From the material below, return every line that contains the string "Full". Upper and lower case count.

[Data entries]
※ ※ ※

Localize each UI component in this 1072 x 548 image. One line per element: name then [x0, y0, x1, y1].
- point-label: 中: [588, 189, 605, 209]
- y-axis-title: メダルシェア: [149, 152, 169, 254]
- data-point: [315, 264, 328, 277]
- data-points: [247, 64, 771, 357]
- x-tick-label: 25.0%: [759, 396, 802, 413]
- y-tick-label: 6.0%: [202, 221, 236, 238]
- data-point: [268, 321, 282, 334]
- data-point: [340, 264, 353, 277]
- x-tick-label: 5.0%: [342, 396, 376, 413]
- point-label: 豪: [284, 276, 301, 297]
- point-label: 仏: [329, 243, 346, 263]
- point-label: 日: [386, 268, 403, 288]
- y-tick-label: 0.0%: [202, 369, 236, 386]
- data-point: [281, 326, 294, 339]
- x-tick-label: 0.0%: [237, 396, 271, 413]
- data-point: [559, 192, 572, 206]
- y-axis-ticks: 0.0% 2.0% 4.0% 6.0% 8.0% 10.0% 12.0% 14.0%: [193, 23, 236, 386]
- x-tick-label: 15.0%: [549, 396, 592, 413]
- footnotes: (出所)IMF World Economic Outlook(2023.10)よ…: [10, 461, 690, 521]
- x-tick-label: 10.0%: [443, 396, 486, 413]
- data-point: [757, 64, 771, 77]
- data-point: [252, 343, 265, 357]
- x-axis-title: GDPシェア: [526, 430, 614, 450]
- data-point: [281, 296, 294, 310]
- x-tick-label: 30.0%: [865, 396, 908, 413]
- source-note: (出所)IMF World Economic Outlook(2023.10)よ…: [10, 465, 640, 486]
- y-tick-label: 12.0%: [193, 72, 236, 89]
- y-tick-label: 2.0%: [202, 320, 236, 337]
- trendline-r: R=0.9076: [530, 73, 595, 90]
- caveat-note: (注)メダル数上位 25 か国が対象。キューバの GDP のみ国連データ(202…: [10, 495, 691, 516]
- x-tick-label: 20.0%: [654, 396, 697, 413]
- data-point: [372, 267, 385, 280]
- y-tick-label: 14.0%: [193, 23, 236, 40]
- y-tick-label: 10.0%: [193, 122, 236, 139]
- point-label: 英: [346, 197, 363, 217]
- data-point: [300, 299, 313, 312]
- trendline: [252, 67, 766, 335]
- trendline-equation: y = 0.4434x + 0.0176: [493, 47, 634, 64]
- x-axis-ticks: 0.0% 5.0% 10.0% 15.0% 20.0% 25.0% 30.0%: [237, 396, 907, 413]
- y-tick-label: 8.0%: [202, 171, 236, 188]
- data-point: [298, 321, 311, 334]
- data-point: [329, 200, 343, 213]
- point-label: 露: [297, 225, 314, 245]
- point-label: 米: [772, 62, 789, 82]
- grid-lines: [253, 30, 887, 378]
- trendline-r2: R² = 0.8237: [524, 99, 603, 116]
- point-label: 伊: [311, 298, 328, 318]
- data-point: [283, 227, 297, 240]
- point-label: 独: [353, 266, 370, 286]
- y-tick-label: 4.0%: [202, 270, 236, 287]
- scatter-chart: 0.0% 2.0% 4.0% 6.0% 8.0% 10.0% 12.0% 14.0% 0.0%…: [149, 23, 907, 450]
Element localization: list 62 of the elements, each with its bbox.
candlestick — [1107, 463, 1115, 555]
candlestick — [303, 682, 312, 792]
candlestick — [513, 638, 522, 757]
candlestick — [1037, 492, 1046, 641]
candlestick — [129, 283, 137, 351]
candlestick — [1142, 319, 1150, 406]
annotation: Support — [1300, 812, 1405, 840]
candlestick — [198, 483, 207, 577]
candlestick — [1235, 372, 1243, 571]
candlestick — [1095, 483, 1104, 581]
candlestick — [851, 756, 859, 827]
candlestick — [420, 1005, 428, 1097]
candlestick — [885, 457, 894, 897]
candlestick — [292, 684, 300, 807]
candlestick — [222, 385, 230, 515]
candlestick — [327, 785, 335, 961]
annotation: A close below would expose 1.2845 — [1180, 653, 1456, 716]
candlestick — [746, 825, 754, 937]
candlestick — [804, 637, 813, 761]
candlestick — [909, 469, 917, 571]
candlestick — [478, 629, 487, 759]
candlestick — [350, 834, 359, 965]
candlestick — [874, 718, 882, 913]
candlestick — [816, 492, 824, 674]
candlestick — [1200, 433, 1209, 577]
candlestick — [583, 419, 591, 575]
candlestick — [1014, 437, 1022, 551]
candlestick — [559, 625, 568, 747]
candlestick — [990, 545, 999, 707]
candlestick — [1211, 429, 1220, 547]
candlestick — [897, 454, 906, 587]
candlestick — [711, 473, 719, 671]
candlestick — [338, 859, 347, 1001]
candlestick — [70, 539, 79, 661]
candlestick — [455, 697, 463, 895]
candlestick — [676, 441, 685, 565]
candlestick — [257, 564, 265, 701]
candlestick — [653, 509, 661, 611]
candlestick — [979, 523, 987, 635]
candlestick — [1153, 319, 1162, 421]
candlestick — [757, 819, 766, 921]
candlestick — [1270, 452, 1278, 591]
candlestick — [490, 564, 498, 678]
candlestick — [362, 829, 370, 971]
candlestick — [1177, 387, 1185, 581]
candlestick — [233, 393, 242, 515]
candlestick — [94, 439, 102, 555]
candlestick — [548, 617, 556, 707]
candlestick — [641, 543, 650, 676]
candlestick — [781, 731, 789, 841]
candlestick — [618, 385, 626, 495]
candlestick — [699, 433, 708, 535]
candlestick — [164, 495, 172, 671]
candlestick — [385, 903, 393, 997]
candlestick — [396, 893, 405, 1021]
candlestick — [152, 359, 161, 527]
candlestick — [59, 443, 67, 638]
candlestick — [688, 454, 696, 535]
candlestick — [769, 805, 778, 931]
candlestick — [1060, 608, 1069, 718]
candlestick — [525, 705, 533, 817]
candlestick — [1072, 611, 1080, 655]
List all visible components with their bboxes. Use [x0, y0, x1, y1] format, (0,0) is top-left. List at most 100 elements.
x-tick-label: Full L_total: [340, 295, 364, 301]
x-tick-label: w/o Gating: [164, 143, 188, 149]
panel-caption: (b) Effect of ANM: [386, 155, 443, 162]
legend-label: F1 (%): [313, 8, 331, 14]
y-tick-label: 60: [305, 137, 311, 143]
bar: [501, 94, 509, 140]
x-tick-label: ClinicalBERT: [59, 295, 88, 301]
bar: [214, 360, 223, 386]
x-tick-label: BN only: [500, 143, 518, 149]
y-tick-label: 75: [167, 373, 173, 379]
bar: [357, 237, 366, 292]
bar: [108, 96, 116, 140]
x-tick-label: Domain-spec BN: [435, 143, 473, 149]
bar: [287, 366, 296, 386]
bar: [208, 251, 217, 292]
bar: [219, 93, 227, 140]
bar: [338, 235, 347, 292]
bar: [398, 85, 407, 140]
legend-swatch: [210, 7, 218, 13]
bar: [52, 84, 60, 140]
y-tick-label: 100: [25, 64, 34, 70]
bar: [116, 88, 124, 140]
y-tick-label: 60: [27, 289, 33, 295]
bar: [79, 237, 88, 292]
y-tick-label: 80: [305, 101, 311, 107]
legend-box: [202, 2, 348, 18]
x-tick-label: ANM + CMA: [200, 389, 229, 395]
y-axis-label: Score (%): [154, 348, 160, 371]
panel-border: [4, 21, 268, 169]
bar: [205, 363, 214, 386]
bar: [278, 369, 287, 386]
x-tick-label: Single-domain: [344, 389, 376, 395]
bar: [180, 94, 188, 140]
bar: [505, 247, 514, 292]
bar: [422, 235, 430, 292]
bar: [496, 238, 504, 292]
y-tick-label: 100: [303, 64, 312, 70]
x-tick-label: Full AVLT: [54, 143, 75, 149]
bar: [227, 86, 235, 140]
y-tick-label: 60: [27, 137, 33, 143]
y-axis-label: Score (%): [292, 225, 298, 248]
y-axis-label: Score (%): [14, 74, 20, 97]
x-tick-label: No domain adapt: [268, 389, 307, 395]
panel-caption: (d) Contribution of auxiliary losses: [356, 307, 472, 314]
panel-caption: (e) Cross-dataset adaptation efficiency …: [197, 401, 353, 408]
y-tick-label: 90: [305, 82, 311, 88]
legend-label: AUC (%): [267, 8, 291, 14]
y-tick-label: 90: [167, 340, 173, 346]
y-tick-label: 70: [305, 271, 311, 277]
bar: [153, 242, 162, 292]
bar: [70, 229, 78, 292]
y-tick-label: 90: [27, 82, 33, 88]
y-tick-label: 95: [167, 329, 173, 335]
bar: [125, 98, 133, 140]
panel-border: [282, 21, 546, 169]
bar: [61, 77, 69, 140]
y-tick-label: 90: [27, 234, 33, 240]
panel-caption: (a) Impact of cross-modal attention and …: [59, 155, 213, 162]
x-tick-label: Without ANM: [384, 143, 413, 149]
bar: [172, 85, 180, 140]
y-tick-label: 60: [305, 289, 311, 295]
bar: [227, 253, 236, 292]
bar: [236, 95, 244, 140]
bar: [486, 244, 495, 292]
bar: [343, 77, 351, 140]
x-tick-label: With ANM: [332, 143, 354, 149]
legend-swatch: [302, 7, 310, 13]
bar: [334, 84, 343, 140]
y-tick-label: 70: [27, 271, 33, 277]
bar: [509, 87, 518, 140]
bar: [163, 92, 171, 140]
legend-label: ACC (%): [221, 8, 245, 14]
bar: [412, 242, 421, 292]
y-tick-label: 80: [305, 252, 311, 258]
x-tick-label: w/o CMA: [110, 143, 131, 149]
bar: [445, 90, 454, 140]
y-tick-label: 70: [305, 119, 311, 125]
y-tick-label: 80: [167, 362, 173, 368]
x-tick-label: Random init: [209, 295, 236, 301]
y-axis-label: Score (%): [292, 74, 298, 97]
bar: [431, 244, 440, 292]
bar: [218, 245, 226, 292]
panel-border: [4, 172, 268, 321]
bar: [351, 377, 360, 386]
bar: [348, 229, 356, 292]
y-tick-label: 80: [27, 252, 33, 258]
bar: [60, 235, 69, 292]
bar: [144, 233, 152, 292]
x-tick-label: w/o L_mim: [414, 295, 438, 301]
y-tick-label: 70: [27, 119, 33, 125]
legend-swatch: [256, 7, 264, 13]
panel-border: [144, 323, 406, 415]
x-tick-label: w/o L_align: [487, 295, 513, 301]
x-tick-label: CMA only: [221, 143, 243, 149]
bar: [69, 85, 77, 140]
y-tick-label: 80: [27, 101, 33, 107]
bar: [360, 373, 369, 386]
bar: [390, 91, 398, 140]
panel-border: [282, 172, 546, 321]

※ ※ ※

IN RESPONSE
x-tick-label: Full L_total: [340, 295, 364, 301]
x-tick-label: Full AVLT: [54, 143, 75, 149]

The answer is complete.